◆ WHAT YOU ARE ASKED TO DO
Retype the records below exactly as they appear.
(begin)
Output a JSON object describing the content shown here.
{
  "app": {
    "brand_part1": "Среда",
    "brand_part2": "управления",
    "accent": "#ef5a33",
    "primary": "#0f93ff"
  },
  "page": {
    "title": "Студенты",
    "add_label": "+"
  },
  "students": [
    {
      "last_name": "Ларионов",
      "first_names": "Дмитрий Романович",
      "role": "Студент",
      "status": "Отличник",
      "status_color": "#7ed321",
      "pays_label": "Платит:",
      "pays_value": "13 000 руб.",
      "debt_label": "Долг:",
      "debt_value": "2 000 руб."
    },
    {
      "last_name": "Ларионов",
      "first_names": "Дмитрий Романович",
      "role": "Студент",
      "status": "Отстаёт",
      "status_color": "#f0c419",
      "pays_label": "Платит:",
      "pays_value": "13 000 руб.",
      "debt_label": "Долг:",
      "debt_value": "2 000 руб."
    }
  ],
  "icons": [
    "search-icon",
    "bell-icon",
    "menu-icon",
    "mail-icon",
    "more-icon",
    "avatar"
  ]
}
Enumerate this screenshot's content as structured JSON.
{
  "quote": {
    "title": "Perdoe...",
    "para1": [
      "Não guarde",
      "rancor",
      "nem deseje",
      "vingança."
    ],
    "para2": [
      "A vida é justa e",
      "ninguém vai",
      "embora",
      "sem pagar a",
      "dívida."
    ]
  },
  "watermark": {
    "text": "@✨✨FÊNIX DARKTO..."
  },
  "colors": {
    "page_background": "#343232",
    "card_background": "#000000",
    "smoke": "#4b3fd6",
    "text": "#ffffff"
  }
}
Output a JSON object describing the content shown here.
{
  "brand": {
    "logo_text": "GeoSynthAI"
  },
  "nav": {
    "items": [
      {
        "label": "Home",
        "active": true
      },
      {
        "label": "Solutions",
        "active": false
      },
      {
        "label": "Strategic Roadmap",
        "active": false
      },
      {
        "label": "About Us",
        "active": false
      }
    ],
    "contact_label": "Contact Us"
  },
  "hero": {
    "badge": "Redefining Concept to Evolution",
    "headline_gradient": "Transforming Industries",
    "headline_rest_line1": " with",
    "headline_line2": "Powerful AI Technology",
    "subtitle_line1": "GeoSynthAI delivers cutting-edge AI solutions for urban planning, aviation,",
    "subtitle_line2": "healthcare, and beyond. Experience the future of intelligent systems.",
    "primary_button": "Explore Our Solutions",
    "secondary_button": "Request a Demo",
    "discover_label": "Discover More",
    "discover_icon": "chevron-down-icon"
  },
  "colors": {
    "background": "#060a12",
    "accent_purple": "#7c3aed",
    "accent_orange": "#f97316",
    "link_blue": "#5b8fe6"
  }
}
(end)
◆ ANSWER TO THIS PROBLEM
Output a JSON object describing the content shown here.
{
  "app": {
    "brand_part1": "Среда",
    "brand_part2": "управления",
    "accent": "#ef5a33",
    "primary": "#0f93ff"
  },
  "page": {
    "title": "Студенты",
    "add_label": "+"
  },
  "students": [
    {
      "last_name": "Ларионов",
      "first_names": "Дмитрий Романович",
      "role": "Студент",
      "status": "Отличник",
      "status_color": "#7ed321",
      "pays_label": "Платит:",
      "pays_value": "13 000 руб.",
      "debt_label": "Долг:",
      "debt_value": "2 000 руб."
    },
    {
      "last_name": "Ларионов",
      "first_names": "Дмитрий Романович",
      "role": "Студент",
      "status": "Отстаёт",
      "status_color": "#f0c419",
      "pays_label": "Платит:",
      "pays_value": "13 000 руб.",
      "debt_label": "Долг:",
      "debt_value": "2 000 руб."
    }
  ],
  "icons": [
    "search-icon",
    "bell-icon",
    "menu-icon",
    "mail-icon",
    "more-icon",
    "avatar"
  ]
}
Enumerate this screenshot's content as structured JSON.
{
  "quote": {
    "title": "Perdoe...",
    "para1": [
      "Não guarde",
      "rancor",
      "nem deseje",
      "vingança."
    ],
    "para2": [
      "A vida é justa e",
      "ninguém vai",
      "embora",
      "sem pagar a",
      "dívida."
    ]
  },
  "watermark": {
    "text": "@✨✨FÊNIX DARKTO..."
  },
  "colors": {
    "page_background": "#343232",
    "card_background": "#000000",
    "smoke": "#4b3fd6",
    "text": "#ffffff"
  }
}
Output a JSON object describing the content shown here.
{
  "brand": {
    "logo_text": "GeoSynthAI"
  },
  "nav": {
    "items": [
      {
        "label": "Home",
        "active": true
      },
      {
        "label": "Solutions",
        "active": false
      },
      {
        "label": "Strategic Roadmap",
        "active": false
      },
      {
        "label": "About Us",
        "active": false
      }
    ],
    "contact_label": "Contact Us"
  },
  "hero": {
    "badge": "Redefining Concept to Evolution",
    "headline_gradient": "Transforming Industries",
    "headline_rest_line1": " with",
    "headline_line2": "Powerful AI Technology",
    "subtitle_line1": "GeoSynthAI delivers cutting-edge AI solutions for urban planning, aviation,",
    "subtitle_line2": "healthcare, and beyond. Experience the future of intelligent systems.",
    "primary_button": "Explore Our Solutions",
    "secondary_button": "Request a Demo",
    "discover_label": "Discover More",
    "discover_icon": "chevron-down-icon"
  },
  "colors": {
    "background": "#060a12",
    "accent_purple": "#7c3aed",
    "accent_orange": "#f97316",
    "link_blue": "#5b8fe6"
  }
}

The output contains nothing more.